- **Data entries**
________________________

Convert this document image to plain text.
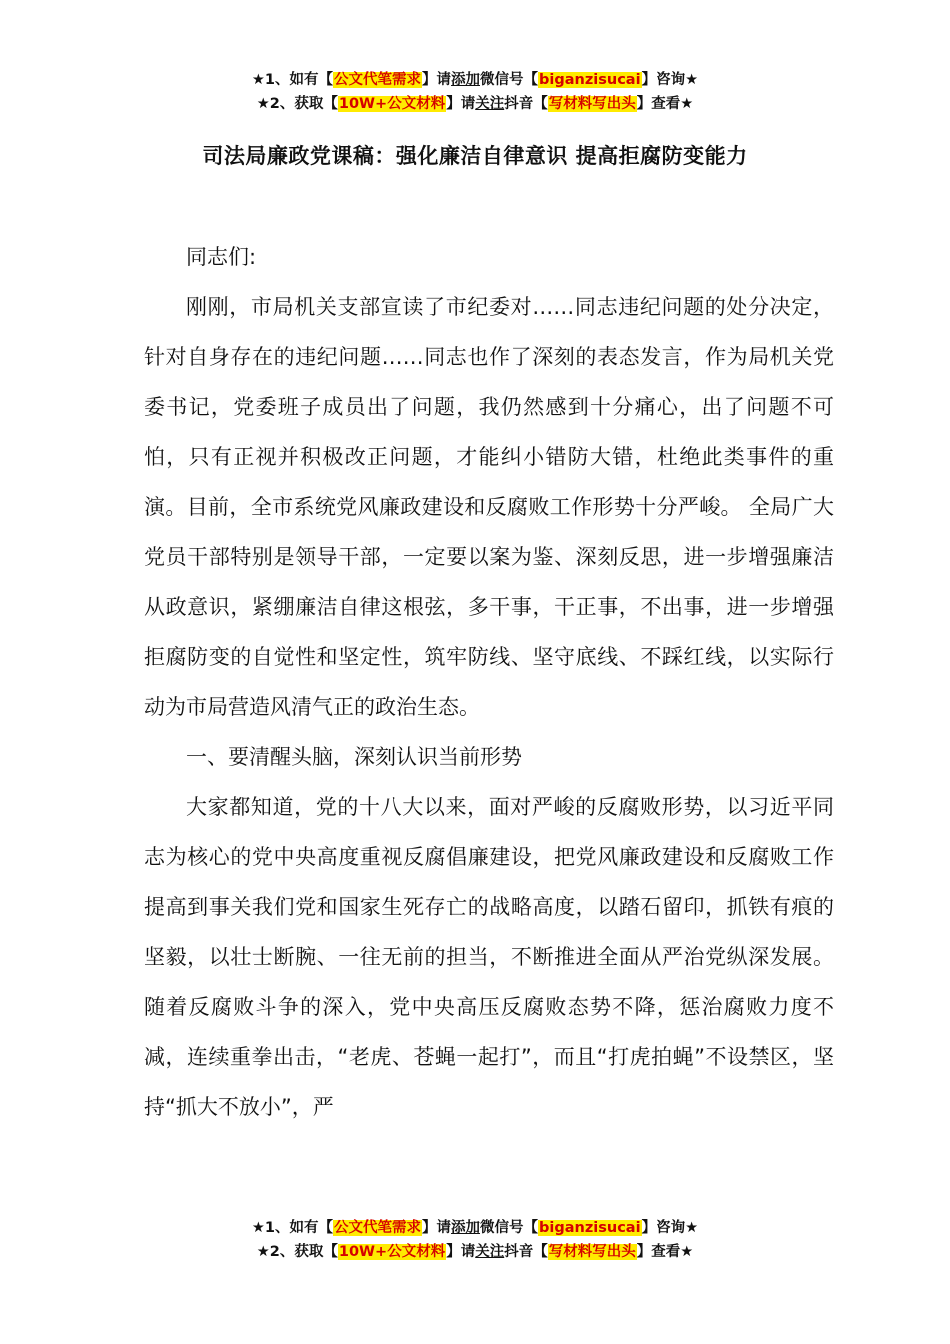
★1、如有【公文代笔需求】请添加微信号【biganzisucai】咨询★
★2、获取【10W+公文材料】请关注抖音【写材料写出头】查看★
司法局廉政党课稿：强化廉洁自律意识 提高拒腐防变能力

同志们:

刚刚，市局机关支部宣读了市纪委对……同志违纪问题的处分决定，针对自身存在的违纪问题……同志也作了深刻的表态发言，作为局机关党委书记，党委班子成员出了问题，我仍然感到十分痛心，出了问题不可怕，只有正视并积极改正问题，才能纠小错防大错，杜绝此类事件的重演。目前，全市系统党风廉政建设和反腐败工作形势十分严峻。 全局广大党员干部特别是领导干部，一定要以案为鉴、深刻反思，进一步增强廉洁从政意识，紧绷廉洁自律这根弦，多干事，干正事，不出事，进一步增强拒腐防变的自觉性和坚定性，筑牢防线、坚守底线、不踩红线，以实际行动为市局营造风清气正的政治生态。

一、要清醒头脑，深刻认识当前形势

大家都知道，党的十八大以来，面对严峻的反腐败形势，以习近平同志为核心的党中央高度重视反腐倡廉建设，把党风廉政建设和反腐败工作提高到事关我们党和国家生死存亡的战略高度，以踏石留印，抓铁有痕的坚毅，以壮士断腕、一往无前的担当，不断推进全面从严治党纵深发展。随着反腐败斗争的深入，党中央高压反腐败态势不降，惩治腐败力度不减，连续重拳出击，“老虎、苍蝇一起打”，而且“打虎拍蝇”不设禁区，坚持“抓大不放小”，严

★1、如有【公文代笔需求】请添加微信号【biganzisucai】咨询★
★2、获取【10W+公文材料】请关注抖音【写材料写出头】查看★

________________________

- **Exercise directions**
Nothing in the entries should change as you copy them, except that the pictures are left out.

- **Reply**
Convert this document image to plain text.
★1、如有【公文代笔需求】请添加微信号【biganzisucai】咨询★
★2、获取【10W+公文材料】请关注抖音【写材料写出头】查看★
司法局廉政党课稿：强化廉洁自律意识 提高拒腐防变能力

同志们:

刚刚，市局机关支部宣读了市纪委对……同志违纪问题的处分决定，针对自身存在的违纪问题……同志也作了深刻的表态发言，作为局机关党委书记，党委班子成员出了问题，我仍然感到十分痛心，出了问题不可怕，只有正视并积极改正问题，才能纠小错防大错，杜绝此类事件的重演。目前，全市系统党风廉政建设和反腐败工作形势十分严峻。 全局广大党员干部特别是领导干部，一定要以案为鉴、深刻反思，进一步增强廉洁从政意识，紧绷廉洁自律这根弦，多干事，干正事，不出事，进一步增强拒腐防变的自觉性和坚定性，筑牢防线、坚守底线、不踩红线，以实际行动为市局营造风清气正的政治生态。

一、要清醒头脑，深刻认识当前形势

大家都知道，党的十八大以来，面对严峻的反腐败形势，以习近平同志为核心的党中央高度重视反腐倡廉建设，把党风廉政建设和反腐败工作提高到事关我们党和国家生死存亡的战略高度，以踏石留印，抓铁有痕的坚毅，以壮士断腕、一往无前的担当，不断推进全面从严治党纵深发展。随着反腐败斗争的深入，党中央高压反腐败态势不降，惩治腐败力度不减，连续重拳出击，“老虎、苍蝇一起打”，而且“打虎拍蝇”不设禁区，坚持“抓大不放小”，严

★1、如有【公文代笔需求】请添加微信号【biganzisucai】咨询★
★2、获取【10W+公文材料】请关注抖音【写材料写出头】查看★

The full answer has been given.